[WHAT THIS TASK INVOLVES] Copy every line that contains the string "yüksek" from the entries below.

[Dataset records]
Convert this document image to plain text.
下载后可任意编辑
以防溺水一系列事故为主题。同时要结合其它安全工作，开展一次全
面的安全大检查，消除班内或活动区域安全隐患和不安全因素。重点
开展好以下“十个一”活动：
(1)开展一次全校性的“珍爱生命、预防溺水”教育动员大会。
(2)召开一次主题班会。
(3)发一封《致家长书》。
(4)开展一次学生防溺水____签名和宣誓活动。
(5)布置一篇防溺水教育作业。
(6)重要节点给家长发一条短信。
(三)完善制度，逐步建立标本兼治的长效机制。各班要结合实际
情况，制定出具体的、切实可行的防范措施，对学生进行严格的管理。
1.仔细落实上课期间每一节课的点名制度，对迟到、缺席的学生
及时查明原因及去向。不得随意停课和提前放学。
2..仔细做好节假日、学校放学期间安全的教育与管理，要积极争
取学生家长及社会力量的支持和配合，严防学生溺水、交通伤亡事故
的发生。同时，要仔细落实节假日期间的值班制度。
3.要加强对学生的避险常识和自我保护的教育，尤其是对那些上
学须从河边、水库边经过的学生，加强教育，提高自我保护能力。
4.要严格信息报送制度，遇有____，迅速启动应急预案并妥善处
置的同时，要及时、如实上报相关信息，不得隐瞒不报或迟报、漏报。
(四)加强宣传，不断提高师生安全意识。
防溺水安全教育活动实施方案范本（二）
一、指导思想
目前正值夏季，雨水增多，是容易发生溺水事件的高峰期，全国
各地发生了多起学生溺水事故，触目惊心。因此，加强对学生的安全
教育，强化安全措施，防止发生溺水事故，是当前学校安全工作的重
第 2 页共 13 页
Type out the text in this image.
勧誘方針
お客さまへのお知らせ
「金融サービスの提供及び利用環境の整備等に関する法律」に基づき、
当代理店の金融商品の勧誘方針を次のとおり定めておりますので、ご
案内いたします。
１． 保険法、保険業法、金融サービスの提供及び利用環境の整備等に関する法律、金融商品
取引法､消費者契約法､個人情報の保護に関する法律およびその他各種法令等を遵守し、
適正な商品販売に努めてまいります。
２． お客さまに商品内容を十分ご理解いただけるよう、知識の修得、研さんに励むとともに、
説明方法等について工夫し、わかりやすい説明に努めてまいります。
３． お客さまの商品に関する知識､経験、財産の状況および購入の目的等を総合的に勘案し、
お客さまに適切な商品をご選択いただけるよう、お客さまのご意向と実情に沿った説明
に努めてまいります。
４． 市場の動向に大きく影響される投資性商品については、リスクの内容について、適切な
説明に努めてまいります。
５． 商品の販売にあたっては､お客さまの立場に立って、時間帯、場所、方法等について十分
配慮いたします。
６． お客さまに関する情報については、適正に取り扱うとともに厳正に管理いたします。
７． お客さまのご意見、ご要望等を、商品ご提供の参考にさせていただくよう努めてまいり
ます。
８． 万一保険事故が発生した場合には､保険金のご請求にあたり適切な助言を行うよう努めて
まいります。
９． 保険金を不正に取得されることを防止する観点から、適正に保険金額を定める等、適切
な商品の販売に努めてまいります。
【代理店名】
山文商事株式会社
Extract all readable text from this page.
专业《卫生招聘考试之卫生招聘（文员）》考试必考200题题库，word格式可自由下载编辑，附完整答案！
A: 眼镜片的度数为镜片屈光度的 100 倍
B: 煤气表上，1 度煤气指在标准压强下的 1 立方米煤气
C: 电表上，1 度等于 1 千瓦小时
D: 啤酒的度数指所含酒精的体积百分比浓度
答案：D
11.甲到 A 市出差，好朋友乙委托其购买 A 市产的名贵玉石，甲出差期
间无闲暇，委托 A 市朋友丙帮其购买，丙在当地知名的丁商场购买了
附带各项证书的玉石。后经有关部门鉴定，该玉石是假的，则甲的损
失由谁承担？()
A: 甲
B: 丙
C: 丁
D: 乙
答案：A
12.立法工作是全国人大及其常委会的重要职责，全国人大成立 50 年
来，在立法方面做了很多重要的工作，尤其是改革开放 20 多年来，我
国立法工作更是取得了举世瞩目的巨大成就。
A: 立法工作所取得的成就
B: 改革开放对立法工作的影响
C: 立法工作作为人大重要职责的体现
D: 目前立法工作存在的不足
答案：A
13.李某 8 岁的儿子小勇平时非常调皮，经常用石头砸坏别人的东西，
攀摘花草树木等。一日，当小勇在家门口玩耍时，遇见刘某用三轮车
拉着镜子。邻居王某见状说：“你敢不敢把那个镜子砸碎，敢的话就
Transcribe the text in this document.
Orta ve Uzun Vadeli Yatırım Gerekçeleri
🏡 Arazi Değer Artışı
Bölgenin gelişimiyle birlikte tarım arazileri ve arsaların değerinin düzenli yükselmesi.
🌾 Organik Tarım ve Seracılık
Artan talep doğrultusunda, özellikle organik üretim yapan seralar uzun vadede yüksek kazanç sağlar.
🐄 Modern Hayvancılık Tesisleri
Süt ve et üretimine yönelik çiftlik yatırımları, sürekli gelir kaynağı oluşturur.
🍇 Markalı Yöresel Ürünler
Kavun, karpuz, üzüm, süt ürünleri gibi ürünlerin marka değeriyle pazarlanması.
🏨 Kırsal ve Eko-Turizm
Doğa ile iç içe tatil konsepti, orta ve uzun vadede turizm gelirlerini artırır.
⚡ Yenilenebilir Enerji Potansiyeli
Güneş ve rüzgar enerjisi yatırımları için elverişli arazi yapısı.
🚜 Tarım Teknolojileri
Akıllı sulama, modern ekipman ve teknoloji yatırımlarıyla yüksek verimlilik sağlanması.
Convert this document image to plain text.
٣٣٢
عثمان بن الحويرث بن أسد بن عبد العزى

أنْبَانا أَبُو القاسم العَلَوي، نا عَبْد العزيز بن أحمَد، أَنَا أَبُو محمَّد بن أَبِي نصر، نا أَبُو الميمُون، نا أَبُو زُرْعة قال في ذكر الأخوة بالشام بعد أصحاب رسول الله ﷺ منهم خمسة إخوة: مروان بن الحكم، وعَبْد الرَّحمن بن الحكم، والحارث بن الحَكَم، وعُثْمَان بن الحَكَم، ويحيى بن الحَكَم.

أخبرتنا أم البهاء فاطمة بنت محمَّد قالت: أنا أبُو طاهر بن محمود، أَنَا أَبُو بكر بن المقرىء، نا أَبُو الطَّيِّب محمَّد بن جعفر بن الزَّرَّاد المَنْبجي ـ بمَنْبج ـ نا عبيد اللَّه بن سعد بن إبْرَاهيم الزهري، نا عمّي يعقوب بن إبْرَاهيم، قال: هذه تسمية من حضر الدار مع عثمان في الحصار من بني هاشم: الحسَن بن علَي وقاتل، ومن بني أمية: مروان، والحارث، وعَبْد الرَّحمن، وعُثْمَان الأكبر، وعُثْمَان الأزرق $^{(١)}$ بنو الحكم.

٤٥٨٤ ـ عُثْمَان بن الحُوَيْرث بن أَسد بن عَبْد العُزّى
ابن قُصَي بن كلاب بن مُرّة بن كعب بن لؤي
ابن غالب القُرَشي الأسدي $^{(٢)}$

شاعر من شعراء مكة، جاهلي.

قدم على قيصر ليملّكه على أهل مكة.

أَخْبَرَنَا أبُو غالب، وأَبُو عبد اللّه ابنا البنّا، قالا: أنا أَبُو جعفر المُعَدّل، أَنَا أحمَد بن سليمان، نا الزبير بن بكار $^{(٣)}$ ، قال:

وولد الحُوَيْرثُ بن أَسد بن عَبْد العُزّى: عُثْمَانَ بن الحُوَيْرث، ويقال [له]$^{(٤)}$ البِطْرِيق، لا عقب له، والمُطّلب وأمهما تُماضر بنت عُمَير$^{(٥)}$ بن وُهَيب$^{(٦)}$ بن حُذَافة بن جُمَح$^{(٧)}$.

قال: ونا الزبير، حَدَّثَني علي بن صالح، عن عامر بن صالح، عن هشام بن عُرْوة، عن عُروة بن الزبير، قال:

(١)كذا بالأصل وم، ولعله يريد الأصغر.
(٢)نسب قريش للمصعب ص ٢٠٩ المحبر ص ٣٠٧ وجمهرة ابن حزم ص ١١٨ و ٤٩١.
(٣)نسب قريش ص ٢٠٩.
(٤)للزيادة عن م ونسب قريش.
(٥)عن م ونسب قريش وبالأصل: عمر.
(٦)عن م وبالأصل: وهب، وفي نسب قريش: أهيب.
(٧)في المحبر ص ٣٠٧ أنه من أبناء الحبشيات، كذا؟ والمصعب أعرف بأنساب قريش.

[ANSWER TO THIS EXERCISE]
Artan talep doğrultusunda, özellikle organik üretim yapan seralar uzun vadede yüksek kazanç sağlar.
Akıllı sulama, modern ekipman ve teknoloji yatırımlarıyla yüksek verimlilik sağlanması.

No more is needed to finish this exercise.